(Items from a dataset)
==============================
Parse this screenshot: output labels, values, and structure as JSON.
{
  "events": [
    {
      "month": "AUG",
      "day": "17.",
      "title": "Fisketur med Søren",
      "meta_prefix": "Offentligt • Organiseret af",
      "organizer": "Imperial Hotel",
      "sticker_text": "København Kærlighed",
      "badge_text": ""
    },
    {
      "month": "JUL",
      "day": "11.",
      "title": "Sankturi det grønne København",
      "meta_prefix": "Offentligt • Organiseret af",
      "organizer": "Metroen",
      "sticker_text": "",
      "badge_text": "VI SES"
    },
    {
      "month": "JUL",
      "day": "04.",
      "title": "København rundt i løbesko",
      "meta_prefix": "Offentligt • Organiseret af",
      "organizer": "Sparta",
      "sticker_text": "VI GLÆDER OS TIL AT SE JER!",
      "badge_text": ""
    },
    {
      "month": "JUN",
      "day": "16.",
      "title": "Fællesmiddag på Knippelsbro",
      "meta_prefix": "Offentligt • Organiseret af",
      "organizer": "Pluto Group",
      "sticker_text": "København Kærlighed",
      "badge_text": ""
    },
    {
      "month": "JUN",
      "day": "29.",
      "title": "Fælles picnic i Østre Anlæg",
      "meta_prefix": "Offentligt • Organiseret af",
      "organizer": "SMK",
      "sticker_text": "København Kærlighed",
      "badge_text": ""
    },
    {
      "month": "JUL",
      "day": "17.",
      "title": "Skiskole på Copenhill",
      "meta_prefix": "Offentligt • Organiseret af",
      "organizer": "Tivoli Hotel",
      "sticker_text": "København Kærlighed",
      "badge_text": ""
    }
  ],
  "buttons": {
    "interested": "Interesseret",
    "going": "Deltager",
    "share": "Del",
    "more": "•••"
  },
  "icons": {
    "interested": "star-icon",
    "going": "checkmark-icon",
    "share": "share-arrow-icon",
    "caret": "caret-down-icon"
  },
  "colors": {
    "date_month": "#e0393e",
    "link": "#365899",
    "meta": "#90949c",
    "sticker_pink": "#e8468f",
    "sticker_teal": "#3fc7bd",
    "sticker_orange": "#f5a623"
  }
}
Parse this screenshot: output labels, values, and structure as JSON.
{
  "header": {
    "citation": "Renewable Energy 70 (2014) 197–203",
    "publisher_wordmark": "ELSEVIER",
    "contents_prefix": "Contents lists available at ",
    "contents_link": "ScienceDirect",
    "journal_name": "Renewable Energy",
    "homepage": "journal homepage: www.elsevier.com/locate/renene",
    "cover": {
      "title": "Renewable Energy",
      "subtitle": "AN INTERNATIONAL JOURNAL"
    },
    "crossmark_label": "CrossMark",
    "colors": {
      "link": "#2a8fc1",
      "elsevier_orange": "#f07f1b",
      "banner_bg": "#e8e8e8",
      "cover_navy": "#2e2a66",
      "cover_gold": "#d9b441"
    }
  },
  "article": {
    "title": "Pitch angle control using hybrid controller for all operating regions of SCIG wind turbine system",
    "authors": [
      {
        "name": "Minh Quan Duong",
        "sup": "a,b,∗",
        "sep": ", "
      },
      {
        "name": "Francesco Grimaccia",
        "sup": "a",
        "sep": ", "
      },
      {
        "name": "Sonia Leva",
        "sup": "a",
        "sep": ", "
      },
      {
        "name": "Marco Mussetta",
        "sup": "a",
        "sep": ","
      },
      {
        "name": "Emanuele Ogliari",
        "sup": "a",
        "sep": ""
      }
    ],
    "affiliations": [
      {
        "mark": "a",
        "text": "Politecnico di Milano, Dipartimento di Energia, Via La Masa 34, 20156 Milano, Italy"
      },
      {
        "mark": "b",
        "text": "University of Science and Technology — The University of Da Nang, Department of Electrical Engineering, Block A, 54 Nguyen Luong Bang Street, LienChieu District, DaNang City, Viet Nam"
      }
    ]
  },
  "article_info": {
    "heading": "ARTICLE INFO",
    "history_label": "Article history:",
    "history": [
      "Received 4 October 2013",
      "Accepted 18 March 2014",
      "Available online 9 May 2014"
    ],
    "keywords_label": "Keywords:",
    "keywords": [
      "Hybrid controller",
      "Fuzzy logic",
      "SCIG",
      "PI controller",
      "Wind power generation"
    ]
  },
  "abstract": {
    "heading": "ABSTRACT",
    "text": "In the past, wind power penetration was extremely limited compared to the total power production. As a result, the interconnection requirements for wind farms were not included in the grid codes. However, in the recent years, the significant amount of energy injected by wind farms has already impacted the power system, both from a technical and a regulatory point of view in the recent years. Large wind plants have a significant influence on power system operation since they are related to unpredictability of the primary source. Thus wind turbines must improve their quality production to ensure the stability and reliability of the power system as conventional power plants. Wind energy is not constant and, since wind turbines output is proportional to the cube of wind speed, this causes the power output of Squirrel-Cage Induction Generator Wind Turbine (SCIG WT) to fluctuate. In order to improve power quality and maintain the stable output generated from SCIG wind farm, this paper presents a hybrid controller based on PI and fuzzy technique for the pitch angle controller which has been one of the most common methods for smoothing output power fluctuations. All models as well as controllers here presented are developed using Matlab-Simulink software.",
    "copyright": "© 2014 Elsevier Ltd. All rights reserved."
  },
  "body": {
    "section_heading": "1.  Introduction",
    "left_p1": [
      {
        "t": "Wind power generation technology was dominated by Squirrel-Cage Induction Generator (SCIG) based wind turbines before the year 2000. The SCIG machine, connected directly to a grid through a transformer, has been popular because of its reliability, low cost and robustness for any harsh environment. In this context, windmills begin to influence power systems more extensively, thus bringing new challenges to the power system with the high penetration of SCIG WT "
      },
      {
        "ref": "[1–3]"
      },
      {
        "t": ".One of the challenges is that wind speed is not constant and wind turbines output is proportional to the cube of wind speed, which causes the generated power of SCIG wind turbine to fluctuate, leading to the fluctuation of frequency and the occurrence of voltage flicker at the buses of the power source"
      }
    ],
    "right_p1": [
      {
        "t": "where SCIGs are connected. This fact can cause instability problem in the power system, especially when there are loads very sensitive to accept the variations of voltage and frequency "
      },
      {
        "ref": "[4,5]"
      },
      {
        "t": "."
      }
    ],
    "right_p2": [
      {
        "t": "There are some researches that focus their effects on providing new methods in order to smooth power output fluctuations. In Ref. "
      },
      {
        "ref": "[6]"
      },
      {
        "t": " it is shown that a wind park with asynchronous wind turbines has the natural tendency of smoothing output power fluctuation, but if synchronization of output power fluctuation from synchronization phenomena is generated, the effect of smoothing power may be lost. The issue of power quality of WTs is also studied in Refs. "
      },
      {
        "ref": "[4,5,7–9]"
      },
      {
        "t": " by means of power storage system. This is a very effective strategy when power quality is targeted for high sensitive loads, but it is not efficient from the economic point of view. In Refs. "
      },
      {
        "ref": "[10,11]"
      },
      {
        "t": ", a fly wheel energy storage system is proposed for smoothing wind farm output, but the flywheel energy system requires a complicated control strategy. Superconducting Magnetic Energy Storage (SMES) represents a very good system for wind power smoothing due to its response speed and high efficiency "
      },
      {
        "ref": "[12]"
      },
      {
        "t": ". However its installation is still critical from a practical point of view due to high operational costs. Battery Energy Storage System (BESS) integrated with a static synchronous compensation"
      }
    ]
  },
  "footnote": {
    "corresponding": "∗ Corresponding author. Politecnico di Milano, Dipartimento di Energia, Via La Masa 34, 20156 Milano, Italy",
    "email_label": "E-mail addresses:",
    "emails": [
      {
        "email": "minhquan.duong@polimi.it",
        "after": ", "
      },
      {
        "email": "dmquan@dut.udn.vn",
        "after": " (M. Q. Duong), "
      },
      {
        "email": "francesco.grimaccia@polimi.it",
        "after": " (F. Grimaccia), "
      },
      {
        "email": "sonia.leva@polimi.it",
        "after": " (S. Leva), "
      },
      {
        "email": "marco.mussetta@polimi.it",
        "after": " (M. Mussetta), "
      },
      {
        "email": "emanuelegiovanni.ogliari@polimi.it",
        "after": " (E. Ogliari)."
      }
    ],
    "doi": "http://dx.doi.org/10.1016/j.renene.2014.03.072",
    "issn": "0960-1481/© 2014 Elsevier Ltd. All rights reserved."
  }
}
==============================
EXERCISE BRIEF >> Report every line containing the word "Renewable" from the listing above.

FINISHED ANSWER >>
    "citation": "Renewable Energy 70 (2014) 197–203",
    "journal_name": "Renewable Energy",
      "title": "Renewable Energy",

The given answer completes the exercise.